• **TASK STATEMENT**
Look through the material below, count the lines containing the word "Multijet", and state only the count.

─── RECORDED DATA

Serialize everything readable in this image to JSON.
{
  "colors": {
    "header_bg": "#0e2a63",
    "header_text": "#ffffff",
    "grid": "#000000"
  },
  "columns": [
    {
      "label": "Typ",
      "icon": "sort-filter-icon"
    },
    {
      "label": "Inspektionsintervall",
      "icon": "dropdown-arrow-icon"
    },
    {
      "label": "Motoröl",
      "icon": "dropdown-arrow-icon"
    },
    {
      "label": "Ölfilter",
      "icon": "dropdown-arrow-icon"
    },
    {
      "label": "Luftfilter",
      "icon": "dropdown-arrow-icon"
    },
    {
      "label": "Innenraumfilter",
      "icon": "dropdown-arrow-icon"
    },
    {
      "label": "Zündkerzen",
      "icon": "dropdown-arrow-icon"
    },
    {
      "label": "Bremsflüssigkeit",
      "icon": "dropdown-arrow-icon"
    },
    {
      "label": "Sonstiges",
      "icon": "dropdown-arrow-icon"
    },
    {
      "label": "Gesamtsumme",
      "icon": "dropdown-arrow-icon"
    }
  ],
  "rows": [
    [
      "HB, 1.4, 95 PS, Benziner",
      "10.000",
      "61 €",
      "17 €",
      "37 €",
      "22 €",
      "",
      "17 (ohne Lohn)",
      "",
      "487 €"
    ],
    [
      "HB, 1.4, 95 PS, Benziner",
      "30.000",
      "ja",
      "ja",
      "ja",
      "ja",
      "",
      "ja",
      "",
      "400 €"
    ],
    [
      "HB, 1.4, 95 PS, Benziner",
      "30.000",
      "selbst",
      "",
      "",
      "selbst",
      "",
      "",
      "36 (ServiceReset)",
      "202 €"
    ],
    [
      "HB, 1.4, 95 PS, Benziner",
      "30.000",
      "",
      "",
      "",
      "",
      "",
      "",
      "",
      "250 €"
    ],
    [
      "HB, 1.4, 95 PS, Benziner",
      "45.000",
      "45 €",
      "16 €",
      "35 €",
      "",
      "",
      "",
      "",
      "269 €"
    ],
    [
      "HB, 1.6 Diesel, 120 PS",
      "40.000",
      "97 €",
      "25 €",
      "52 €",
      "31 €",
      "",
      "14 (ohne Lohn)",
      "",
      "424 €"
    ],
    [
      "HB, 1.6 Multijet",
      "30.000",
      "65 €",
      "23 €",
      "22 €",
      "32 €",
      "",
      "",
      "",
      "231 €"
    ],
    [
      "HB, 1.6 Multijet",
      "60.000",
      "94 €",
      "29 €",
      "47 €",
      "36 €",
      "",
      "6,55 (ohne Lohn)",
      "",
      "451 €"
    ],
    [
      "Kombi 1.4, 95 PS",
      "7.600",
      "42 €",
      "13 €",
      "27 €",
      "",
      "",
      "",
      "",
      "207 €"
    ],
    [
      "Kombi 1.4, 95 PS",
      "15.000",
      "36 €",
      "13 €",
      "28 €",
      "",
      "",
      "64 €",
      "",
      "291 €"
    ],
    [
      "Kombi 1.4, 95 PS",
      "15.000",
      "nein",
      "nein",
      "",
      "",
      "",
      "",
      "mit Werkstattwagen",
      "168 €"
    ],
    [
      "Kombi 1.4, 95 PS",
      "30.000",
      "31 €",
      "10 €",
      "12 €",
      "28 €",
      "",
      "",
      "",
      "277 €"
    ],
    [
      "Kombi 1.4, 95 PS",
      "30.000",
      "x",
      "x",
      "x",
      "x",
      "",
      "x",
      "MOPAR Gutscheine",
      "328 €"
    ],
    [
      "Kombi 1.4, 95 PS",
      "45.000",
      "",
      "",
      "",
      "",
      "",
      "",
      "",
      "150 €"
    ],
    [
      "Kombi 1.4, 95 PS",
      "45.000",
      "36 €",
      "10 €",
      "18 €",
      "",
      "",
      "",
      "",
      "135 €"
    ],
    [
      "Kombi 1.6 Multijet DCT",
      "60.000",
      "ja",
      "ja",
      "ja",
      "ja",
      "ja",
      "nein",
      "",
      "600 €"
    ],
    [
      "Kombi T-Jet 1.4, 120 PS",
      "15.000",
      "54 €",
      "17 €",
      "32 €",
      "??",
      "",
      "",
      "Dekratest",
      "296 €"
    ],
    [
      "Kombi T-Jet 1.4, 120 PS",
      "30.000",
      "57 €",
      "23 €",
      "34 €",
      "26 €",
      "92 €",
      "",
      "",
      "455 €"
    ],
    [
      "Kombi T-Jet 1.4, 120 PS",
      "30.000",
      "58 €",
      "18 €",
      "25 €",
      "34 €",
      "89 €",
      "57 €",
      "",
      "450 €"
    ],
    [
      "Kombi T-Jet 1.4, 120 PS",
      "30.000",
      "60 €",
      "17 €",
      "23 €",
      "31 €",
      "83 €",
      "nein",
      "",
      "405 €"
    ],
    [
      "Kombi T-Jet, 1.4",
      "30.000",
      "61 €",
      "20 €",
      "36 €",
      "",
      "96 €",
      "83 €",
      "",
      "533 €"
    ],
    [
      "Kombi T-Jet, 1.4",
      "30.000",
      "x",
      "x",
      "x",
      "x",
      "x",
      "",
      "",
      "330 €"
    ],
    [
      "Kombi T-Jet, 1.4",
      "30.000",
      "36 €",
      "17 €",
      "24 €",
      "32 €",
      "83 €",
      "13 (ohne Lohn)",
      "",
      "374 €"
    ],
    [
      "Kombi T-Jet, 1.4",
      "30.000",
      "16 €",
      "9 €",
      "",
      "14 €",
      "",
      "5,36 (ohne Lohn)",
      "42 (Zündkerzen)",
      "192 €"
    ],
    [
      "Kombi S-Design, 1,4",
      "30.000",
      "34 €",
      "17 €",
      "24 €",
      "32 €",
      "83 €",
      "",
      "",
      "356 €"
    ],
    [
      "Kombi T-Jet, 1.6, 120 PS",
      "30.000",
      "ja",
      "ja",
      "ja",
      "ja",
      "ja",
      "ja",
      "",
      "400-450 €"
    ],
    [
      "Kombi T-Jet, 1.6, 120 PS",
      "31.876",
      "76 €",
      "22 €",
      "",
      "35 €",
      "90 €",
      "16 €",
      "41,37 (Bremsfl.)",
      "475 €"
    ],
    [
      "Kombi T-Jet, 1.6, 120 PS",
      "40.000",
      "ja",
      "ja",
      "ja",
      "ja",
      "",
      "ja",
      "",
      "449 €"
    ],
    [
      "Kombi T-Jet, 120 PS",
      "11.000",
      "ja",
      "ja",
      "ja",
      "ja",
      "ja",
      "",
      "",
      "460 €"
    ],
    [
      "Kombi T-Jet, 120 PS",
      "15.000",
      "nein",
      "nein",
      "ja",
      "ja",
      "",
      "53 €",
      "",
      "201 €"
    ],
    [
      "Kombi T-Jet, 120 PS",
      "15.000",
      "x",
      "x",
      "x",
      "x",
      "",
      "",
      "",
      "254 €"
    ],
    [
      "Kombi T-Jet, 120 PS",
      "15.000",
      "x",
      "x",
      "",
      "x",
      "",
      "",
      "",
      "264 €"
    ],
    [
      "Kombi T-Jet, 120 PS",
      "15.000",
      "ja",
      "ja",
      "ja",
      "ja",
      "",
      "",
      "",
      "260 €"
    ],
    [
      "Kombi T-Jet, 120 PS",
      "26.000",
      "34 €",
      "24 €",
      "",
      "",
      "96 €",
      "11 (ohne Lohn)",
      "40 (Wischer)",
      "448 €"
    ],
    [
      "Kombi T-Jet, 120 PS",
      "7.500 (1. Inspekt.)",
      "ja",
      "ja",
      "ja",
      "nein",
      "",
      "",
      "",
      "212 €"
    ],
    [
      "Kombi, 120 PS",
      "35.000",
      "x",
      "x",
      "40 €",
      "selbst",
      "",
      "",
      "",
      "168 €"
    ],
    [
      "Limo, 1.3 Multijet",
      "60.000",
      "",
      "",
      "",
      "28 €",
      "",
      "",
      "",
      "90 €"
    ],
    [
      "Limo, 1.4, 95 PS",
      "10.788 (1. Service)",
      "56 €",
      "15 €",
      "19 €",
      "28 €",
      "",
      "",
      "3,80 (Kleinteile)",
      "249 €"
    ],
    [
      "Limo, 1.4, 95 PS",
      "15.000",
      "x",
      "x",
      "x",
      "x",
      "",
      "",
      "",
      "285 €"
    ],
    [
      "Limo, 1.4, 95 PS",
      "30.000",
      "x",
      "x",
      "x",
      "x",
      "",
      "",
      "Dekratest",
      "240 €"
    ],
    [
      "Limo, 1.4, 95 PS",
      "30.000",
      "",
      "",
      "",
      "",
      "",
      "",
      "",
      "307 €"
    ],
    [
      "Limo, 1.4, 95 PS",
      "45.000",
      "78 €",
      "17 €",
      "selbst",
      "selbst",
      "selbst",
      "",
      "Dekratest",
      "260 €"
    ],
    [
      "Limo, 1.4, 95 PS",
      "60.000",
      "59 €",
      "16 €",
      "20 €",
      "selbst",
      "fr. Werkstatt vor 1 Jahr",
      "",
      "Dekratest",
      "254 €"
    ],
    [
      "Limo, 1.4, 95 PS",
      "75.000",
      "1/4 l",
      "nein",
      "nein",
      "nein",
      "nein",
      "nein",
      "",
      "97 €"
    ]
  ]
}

──────

• **SOLUTION TO THIS TASK**
4